# Exercise description
Isolate every line in the data with the string "JSON" and copy it.

# Material provided
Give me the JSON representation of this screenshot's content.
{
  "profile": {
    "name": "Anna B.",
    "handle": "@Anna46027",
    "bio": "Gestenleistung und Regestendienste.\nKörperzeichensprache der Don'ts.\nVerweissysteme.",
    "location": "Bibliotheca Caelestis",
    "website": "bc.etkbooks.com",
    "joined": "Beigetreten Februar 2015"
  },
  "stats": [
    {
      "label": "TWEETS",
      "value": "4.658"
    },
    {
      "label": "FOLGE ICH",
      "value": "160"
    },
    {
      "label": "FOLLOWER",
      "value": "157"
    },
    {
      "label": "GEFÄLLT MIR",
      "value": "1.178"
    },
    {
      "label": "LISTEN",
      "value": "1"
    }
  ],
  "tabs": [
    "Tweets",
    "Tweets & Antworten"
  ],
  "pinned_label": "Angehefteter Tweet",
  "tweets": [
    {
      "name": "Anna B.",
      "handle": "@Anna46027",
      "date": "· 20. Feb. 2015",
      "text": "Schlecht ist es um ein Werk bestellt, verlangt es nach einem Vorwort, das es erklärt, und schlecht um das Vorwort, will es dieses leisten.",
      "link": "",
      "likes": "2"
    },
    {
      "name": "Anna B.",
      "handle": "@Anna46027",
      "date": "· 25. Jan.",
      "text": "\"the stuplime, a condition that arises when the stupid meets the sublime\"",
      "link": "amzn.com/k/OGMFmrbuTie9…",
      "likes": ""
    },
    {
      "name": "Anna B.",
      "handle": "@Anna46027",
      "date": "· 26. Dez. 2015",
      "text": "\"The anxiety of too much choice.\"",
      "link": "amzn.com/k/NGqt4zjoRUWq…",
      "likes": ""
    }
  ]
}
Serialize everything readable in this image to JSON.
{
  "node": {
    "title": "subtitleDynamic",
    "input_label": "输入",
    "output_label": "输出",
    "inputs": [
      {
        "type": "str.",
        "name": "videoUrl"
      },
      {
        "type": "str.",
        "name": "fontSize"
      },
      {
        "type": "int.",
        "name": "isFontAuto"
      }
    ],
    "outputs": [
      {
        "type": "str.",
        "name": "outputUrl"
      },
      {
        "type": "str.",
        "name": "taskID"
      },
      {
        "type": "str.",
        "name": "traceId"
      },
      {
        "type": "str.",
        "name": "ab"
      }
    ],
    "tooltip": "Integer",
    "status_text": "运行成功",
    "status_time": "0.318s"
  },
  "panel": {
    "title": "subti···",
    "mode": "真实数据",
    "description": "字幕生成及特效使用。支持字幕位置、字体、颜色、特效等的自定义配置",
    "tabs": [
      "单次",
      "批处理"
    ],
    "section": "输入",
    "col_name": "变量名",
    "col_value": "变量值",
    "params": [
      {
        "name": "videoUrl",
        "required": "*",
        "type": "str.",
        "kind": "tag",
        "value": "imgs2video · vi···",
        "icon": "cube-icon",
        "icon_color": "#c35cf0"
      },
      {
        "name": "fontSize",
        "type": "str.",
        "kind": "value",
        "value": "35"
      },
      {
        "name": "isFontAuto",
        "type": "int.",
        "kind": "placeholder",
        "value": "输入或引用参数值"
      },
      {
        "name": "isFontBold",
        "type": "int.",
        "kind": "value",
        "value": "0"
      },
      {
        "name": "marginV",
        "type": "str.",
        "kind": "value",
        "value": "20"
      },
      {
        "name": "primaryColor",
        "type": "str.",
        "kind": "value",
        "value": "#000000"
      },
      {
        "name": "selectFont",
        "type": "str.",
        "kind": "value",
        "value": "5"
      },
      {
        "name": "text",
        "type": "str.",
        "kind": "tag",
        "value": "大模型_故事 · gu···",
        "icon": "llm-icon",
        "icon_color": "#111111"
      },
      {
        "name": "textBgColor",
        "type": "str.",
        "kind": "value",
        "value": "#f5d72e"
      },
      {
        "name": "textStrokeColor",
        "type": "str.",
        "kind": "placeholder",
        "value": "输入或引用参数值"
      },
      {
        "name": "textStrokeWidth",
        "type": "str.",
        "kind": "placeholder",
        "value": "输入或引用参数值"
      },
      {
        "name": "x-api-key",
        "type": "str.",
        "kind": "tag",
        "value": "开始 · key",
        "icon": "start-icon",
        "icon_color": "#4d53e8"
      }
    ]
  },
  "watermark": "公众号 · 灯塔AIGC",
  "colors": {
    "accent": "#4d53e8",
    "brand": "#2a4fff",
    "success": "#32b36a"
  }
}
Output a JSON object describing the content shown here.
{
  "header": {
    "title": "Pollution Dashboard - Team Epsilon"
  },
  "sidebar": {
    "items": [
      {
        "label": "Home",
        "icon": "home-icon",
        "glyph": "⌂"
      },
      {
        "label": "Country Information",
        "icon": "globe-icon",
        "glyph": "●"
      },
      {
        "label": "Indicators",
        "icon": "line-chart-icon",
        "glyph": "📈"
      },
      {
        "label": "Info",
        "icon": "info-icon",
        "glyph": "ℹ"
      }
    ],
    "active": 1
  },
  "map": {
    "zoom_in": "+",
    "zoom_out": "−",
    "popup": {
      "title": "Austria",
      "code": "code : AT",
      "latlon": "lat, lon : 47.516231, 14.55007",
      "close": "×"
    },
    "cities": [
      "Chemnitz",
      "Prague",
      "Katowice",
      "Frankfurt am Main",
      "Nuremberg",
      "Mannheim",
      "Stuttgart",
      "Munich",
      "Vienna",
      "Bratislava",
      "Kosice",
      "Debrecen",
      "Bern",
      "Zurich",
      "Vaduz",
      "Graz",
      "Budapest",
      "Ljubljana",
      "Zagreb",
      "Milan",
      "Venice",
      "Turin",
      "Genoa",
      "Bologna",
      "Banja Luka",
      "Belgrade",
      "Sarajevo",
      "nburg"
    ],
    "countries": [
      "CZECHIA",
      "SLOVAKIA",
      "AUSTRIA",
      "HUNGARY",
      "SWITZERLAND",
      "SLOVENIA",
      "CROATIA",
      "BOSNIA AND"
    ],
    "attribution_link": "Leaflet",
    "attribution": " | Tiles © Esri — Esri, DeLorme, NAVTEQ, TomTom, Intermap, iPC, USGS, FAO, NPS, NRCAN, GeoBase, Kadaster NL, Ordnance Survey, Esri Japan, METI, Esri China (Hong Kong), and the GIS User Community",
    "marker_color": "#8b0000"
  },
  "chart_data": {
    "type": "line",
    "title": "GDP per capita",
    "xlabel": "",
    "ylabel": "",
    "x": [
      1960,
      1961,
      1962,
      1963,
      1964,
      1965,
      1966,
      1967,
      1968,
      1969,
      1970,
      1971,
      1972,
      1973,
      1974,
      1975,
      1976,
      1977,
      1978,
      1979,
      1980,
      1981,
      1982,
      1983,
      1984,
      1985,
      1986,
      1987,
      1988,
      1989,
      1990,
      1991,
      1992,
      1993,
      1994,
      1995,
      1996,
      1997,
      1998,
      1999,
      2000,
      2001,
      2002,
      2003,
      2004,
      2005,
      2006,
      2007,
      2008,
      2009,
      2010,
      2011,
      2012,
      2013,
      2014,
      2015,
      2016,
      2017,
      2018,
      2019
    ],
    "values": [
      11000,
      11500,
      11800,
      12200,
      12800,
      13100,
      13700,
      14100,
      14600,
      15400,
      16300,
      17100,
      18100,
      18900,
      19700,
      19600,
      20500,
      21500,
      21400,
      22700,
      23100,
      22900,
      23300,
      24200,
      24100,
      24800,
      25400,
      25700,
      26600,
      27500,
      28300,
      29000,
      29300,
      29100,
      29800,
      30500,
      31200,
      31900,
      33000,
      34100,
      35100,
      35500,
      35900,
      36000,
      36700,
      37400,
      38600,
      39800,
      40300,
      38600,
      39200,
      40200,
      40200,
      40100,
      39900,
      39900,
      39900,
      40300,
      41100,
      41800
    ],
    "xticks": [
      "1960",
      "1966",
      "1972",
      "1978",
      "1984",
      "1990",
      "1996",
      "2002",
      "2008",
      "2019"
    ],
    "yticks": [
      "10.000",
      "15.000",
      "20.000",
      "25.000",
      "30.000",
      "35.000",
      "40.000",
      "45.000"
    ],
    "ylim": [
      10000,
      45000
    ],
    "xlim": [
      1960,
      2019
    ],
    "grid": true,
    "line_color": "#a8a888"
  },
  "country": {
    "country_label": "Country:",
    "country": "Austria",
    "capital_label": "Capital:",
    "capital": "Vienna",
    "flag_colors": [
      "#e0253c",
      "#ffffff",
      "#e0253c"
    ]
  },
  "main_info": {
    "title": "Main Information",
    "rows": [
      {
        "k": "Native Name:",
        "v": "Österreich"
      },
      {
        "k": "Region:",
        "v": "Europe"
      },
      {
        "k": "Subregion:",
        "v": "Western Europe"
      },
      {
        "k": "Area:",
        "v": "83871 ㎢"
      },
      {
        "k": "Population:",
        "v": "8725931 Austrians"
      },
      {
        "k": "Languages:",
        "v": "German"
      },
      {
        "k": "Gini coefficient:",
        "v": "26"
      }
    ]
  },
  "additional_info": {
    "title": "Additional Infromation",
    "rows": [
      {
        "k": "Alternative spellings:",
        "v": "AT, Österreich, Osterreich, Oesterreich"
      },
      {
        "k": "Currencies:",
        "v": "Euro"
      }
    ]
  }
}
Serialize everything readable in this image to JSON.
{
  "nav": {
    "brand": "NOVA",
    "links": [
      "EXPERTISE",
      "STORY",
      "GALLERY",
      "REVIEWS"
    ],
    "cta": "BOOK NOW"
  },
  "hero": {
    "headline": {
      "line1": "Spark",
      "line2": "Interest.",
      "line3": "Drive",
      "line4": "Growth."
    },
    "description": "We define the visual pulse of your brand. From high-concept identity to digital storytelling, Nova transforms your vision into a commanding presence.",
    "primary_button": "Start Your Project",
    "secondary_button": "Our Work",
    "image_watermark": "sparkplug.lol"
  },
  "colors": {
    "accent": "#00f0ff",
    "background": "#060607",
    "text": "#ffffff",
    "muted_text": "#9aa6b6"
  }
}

# Finished answer
Give me the JSON representation of this screenshot's content.
Serialize everything readable in this image to JSON.
Output a JSON object describing the content shown here.
Serialize everything readable in this image to JSON.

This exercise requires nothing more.